:: SOURCE RECORDS

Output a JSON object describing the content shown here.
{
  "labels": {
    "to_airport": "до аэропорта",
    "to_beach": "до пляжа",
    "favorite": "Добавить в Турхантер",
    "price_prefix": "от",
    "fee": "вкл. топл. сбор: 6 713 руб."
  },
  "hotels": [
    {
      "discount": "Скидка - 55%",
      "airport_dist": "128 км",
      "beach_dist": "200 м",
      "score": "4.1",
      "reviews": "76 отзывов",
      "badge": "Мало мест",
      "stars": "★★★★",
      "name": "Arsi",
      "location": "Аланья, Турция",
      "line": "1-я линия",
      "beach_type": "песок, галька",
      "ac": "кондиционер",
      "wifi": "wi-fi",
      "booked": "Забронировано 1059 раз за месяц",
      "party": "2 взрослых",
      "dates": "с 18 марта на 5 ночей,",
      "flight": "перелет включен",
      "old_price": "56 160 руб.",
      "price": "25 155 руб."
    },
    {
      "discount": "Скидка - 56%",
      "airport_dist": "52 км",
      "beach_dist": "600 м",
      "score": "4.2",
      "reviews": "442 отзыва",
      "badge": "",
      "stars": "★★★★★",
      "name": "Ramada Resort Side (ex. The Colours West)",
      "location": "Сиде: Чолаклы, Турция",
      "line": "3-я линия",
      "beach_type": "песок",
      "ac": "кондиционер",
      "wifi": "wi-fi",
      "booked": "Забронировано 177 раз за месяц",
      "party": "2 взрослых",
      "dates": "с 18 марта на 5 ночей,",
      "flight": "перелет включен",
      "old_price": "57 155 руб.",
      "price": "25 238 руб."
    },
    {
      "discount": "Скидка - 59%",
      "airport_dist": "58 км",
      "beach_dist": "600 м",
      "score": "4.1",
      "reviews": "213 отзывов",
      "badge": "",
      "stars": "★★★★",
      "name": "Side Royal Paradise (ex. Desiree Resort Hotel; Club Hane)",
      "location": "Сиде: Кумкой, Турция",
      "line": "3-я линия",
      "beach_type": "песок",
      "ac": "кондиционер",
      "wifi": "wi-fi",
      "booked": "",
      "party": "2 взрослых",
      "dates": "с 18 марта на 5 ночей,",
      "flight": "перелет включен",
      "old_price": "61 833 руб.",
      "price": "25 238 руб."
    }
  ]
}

::::
:: SOURCE RECORDS

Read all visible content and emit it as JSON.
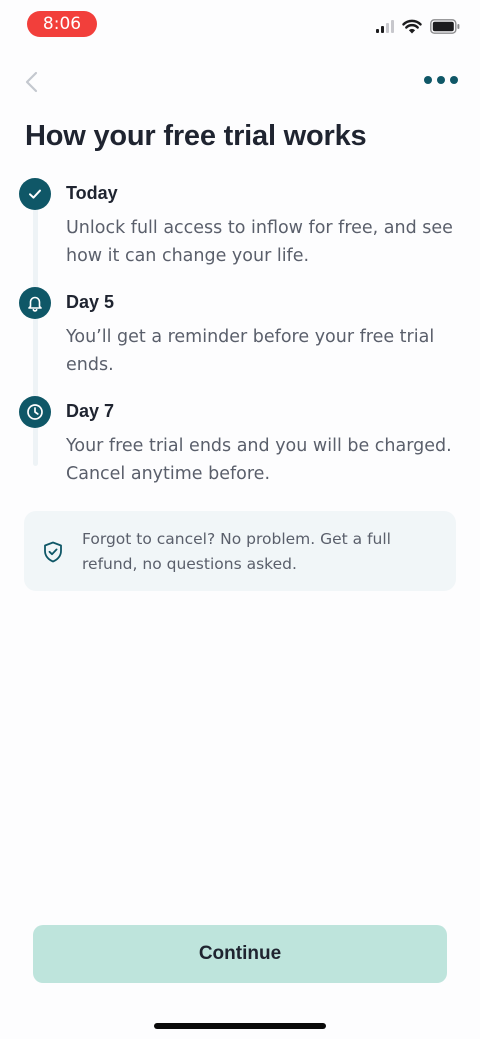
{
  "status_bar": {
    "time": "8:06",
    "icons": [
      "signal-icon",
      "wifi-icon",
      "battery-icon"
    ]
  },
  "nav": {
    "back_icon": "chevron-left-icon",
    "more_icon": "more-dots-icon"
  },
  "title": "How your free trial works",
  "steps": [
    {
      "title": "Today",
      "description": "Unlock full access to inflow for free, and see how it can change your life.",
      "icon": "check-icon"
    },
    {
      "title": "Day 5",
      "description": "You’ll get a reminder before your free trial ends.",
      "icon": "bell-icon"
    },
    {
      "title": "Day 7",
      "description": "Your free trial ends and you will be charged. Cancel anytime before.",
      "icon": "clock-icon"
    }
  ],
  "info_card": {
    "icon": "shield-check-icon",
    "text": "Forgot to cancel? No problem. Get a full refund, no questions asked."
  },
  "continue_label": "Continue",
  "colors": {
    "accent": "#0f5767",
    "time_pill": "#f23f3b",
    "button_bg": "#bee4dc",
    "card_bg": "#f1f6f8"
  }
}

::::

▶ _THE REQUEST_
Copy out each line of the data containing the string "title".

▶ _WRITTEN RESPONSE_
  "title": "How your free trial works",
      "title": "Today",
      "title": "Day 5",
      "title": "Day 7",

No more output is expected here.